Goal >> The exercise asks you to copy every line below in which "icon" appears.

Extracted data entries
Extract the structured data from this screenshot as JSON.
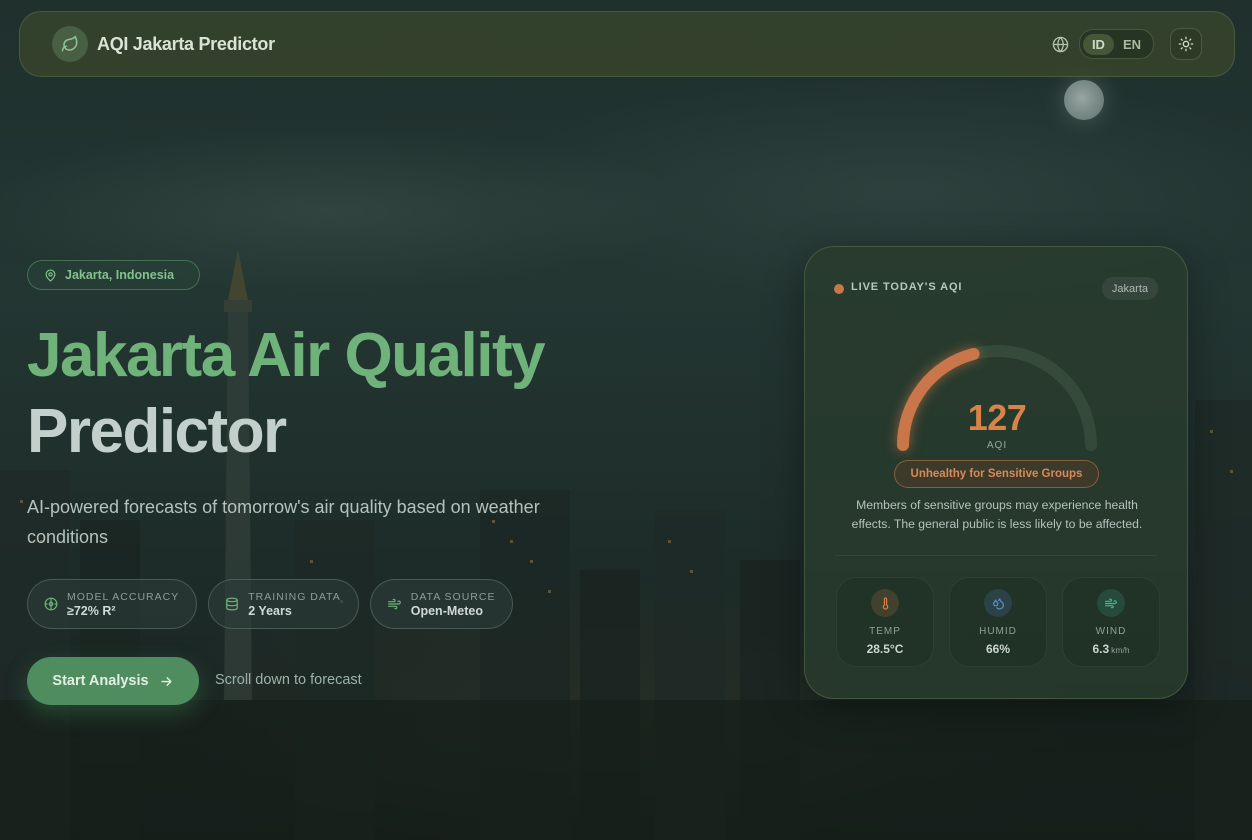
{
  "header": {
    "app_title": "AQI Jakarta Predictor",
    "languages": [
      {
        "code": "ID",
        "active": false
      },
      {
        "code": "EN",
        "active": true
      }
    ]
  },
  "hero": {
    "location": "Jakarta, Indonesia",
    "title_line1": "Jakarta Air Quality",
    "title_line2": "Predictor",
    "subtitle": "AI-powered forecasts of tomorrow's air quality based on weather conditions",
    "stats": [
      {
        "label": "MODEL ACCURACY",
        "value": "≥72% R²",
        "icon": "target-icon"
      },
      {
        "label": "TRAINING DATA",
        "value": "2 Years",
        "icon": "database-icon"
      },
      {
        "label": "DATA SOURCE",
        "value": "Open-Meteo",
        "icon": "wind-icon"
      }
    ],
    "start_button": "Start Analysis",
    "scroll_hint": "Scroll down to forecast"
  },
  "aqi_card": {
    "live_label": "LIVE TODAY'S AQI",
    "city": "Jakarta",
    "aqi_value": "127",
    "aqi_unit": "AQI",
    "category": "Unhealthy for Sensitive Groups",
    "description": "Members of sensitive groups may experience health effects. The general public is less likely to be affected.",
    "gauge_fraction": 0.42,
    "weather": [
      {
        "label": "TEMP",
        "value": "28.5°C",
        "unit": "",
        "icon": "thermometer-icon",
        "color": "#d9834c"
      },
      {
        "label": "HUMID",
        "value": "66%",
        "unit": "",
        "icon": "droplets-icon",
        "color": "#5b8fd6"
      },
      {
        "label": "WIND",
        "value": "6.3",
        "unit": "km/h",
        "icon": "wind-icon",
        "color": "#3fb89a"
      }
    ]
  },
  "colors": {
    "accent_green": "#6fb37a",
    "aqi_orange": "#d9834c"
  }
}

Written solution >>
        "icon": "target-icon"
        "icon": "database-icon"
        "icon": "wind-icon"
        "icon": "thermometer-icon",
        "icon": "droplets-icon",
        "icon": "wind-icon",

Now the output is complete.